PROBLEM DETAILS -> Every line holding the string "JSON" should be gathered.

-- Start of DATASET ENTRIES --

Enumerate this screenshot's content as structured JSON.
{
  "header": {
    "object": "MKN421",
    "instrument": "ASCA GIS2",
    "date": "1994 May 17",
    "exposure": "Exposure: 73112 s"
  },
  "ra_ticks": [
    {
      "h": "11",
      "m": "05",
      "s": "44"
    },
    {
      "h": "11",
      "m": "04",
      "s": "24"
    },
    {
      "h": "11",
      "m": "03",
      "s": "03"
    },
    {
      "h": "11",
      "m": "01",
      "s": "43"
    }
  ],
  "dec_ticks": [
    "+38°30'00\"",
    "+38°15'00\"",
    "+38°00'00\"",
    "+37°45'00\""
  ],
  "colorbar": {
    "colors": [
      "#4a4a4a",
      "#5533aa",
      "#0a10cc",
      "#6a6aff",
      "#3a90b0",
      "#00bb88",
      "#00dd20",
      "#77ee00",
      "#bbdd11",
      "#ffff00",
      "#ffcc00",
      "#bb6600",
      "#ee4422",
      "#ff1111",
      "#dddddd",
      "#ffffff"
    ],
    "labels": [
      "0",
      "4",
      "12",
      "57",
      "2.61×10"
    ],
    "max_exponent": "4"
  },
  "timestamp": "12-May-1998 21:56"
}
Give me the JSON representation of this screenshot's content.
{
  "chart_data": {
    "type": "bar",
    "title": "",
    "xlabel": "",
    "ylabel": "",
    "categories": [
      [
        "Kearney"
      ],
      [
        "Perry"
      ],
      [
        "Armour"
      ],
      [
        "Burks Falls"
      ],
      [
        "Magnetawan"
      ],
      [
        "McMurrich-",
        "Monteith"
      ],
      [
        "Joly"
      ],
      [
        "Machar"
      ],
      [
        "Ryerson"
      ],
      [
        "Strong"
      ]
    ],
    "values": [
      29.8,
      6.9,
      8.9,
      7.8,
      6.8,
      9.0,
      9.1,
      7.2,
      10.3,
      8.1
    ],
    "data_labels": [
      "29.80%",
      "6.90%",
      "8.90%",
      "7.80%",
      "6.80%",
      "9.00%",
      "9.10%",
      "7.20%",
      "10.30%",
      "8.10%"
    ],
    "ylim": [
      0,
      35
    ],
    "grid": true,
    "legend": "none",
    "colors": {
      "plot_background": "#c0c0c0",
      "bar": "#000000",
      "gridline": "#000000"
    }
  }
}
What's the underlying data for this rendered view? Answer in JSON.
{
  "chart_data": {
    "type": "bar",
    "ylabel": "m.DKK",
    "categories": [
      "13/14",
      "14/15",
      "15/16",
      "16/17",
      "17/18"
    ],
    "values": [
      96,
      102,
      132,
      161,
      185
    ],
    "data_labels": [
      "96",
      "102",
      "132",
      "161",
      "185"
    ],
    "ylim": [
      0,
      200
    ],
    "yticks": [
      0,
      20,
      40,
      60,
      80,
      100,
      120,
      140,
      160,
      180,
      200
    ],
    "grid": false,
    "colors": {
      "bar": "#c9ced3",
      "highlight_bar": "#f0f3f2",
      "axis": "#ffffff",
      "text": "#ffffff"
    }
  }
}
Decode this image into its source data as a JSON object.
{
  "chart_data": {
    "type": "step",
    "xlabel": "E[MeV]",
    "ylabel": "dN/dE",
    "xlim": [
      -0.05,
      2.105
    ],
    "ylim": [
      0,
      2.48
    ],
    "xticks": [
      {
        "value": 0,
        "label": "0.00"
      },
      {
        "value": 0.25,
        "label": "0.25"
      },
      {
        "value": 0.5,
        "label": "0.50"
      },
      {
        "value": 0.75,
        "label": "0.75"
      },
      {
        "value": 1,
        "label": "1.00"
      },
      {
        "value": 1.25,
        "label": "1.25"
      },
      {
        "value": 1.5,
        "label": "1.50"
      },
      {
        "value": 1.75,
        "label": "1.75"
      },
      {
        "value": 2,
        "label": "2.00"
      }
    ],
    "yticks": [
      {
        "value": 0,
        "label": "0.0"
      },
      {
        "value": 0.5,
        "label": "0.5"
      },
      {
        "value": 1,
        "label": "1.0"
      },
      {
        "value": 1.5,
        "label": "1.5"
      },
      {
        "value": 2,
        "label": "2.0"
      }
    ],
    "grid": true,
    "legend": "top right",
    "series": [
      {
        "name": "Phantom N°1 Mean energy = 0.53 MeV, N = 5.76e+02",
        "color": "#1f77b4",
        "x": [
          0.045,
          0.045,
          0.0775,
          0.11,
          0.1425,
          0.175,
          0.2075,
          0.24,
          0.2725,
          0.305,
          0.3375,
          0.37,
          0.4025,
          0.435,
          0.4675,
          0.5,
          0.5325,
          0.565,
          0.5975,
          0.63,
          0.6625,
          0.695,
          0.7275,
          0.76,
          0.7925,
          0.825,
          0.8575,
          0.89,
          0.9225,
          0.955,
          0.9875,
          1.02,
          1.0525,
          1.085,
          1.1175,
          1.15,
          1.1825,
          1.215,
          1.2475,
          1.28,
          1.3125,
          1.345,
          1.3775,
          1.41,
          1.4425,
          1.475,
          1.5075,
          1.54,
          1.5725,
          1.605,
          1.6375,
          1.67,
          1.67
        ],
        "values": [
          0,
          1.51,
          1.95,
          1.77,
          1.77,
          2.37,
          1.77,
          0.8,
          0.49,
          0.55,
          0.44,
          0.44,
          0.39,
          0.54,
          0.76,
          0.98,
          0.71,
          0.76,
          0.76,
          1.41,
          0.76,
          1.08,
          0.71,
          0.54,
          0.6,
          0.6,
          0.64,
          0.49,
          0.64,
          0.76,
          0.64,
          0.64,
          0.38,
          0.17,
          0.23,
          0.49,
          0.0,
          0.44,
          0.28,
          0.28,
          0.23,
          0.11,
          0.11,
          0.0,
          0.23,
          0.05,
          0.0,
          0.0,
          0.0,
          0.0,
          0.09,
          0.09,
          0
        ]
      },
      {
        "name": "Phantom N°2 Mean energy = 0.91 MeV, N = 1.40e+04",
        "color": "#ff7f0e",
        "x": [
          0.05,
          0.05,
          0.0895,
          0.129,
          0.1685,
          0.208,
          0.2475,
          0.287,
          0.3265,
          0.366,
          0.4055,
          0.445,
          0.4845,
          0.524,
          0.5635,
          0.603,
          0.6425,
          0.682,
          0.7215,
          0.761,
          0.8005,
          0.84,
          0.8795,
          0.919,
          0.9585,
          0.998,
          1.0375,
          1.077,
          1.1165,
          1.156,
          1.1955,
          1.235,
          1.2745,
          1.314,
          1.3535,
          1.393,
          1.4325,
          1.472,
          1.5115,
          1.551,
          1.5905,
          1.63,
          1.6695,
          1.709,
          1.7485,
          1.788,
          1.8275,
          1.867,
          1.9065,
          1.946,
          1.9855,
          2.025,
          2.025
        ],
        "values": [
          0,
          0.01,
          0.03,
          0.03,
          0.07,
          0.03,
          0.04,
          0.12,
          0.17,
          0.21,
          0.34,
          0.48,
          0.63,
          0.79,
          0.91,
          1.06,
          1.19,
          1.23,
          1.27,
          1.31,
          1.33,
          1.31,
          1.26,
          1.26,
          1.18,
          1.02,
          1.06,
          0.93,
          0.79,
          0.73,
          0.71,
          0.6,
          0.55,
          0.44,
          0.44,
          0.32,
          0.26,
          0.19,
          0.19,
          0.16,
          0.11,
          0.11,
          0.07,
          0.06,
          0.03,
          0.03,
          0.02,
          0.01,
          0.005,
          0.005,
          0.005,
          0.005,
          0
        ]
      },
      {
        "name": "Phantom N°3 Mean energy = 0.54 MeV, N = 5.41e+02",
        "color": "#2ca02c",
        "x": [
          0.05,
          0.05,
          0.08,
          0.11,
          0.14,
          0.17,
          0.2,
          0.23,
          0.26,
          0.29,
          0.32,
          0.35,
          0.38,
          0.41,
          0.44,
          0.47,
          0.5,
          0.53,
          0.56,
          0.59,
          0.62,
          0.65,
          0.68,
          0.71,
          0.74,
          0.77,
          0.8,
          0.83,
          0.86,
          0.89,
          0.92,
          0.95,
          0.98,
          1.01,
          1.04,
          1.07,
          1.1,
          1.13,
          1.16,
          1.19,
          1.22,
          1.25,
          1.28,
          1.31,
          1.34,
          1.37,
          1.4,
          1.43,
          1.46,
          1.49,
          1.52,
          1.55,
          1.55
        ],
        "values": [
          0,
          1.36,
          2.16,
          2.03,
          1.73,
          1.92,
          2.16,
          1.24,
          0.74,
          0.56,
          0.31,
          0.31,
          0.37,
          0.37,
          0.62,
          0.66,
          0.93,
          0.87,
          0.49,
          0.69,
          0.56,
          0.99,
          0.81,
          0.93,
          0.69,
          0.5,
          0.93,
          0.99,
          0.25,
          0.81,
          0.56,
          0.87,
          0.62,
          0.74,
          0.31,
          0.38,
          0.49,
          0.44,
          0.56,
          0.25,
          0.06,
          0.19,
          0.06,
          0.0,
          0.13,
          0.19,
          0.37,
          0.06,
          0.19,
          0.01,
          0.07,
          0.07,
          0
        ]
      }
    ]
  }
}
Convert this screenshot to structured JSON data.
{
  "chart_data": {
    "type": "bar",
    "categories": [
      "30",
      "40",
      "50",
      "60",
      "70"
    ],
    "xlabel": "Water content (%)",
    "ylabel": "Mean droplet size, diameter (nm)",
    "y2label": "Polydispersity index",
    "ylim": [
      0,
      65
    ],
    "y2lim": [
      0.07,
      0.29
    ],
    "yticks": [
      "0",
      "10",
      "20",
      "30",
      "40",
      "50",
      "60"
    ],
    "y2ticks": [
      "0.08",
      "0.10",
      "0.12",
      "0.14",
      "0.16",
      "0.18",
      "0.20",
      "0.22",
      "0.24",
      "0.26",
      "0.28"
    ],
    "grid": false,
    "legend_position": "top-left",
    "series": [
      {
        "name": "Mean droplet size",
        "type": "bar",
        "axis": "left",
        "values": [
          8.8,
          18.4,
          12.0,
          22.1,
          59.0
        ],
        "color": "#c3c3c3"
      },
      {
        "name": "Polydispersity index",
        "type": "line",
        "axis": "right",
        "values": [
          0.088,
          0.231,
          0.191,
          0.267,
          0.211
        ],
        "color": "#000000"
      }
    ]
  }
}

-- End of DATASET ENTRIES --

FULL OUTPUT ->
Enumerate this screenshot's content as structured JSON.
Give me the JSON representation of this screenshot's content.
What's the underlying data for this rendered view? Answer in JSON.
Decode this image into its source data as a JSON object.
Convert this screenshot to structured JSON data.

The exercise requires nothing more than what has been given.